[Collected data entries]
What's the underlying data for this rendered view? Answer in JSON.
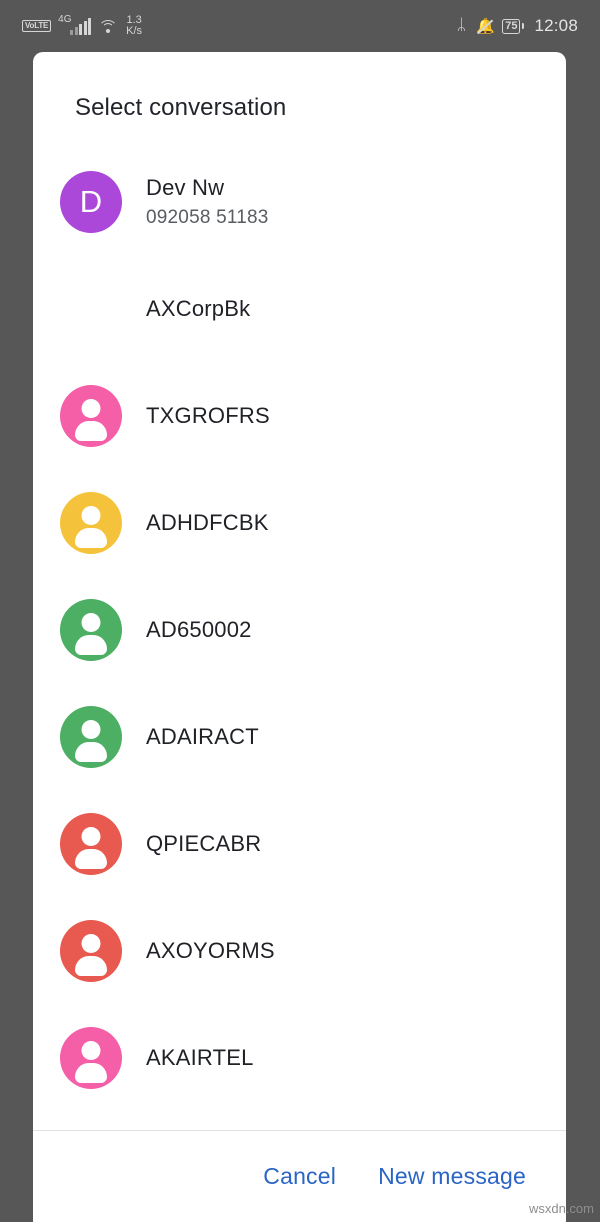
{
  "status_bar": {
    "volte_label": "VoLTE",
    "network_type": "4G",
    "signal_icon": "signal-bars-icon",
    "wifi_icon": "wifi-icon",
    "data_speed_value": "1.3",
    "data_speed_unit": "K/s",
    "bluetooth_icon": "bluetooth-icon",
    "silent_icon": "bell-muted-icon",
    "battery_level": "75",
    "time": "12:08"
  },
  "dialog": {
    "title": "Select conversation",
    "conversations": [
      {
        "name": "Dev Nw",
        "subtitle": "092058 51183",
        "avatar_type": "initial",
        "initial": "D",
        "color": "#ab47d9"
      },
      {
        "name": "AXCorpBk",
        "subtitle": "",
        "avatar_type": "person",
        "initial": "",
        "color": "#a martin"
      },
      {
        "name": "TXGROFRS",
        "subtitle": "",
        "avatar_type": "person",
        "initial": "",
        "color": "#f45fa8"
      },
      {
        "name": "ADHDFCBK",
        "subtitle": "",
        "avatar_type": "person",
        "initial": "",
        "color": "#f5c33b"
      },
      {
        "name": "AD650002",
        "subtitle": "",
        "avatar_type": "person",
        "initial": "",
        "color": "#4caf64"
      },
      {
        "name": "ADAIRACT",
        "subtitle": "",
        "avatar_type": "person",
        "initial": "",
        "color": "#4caf64"
      },
      {
        "name": "QPIECABR",
        "subtitle": "",
        "avatar_type": "person",
        "initial": "",
        "color": "#e8594f"
      },
      {
        "name": "AXOYORMS",
        "subtitle": "",
        "avatar_type": "person",
        "initial": "",
        "color": "#e8594f"
      },
      {
        "name": "AKAIRTEL",
        "subtitle": "",
        "avatar_type": "person",
        "initial": "",
        "color": "#f45fa8"
      },
      {
        "name": "",
        "subtitle": "",
        "avatar_type": "person",
        "initial": "",
        "color": "#f08b33"
      }
    ],
    "footer": {
      "cancel_label": "Cancel",
      "new_message_label": "New message"
    }
  },
  "watermark": "wsxdn.com",
  "colors": {
    "screen_background": "#575757",
    "dialog_background": "#ffffff",
    "action_blue": "#2a65c4",
    "title_text": "#21242b",
    "subtitle_text": "#585c63"
  }
}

● The exercise
Do not include the images; transcribe the rest of the listing exactly.

● Answer to this task
What's the underlying data for this rendered view? Answer in JSON.
{
  "status_bar": {
    "volte_label": "VoLTE",
    "network_type": "4G",
    "signal_icon": "signal-bars-icon",
    "wifi_icon": "wifi-icon",
    "data_speed_value": "1.3",
    "data_speed_unit": "K/s",
    "bluetooth_icon": "bluetooth-icon",
    "silent_icon": "bell-muted-icon",
    "battery_level": "75",
    "time": "12:08"
  },
  "dialog": {
    "title": "Select conversation",
    "conversations": [
      {
        "name": "Dev Nw",
        "subtitle": "092058 51183",
        "avatar_type": "initial",
        "initial": "D",
        "color": "#ab47d9"
      },
      {
        "name": "AXCorpBk",
        "subtitle": "",
        "avatar_type": "person",
        "initial": "",
        "color": "#a martin"
      },
      {
        "name": "TXGROFRS",
        "subtitle": "",
        "avatar_type": "person",
        "initial": "",
        "color": "#f45fa8"
      },
      {
        "name": "ADHDFCBK",
        "subtitle": "",
        "avatar_type": "person",
        "initial": "",
        "color": "#f5c33b"
      },
      {
        "name": "AD650002",
        "subtitle": "",
        "avatar_type": "person",
        "initial": "",
        "color": "#4caf64"
      },
      {
        "name": "ADAIRACT",
        "subtitle": "",
        "avatar_type": "person",
        "initial": "",
        "color": "#4caf64"
      },
      {
        "name": "QPIECABR",
        "subtitle": "",
        "avatar_type": "person",
        "initial": "",
        "color": "#e8594f"
      },
      {
        "name": "AXOYORMS",
        "subtitle": "",
        "avatar_type": "person",
        "initial": "",
        "color": "#e8594f"
      },
      {
        "name": "AKAIRTEL",
        "subtitle": "",
        "avatar_type": "person",
        "initial": "",
        "color": "#f45fa8"
      },
      {
        "name": "",
        "subtitle": "",
        "avatar_type": "person",
        "initial": "",
        "color": "#f08b33"
      }
    ],
    "footer": {
      "cancel_label": "Cancel",
      "new_message_label": "New message"
    }
  },
  "watermark": "wsxdn.com",
  "colors": {
    "screen_background": "#575757",
    "dialog_background": "#ffffff",
    "action_blue": "#2a65c4",
    "title_text": "#21242b",
    "subtitle_text": "#585c63"
  }
}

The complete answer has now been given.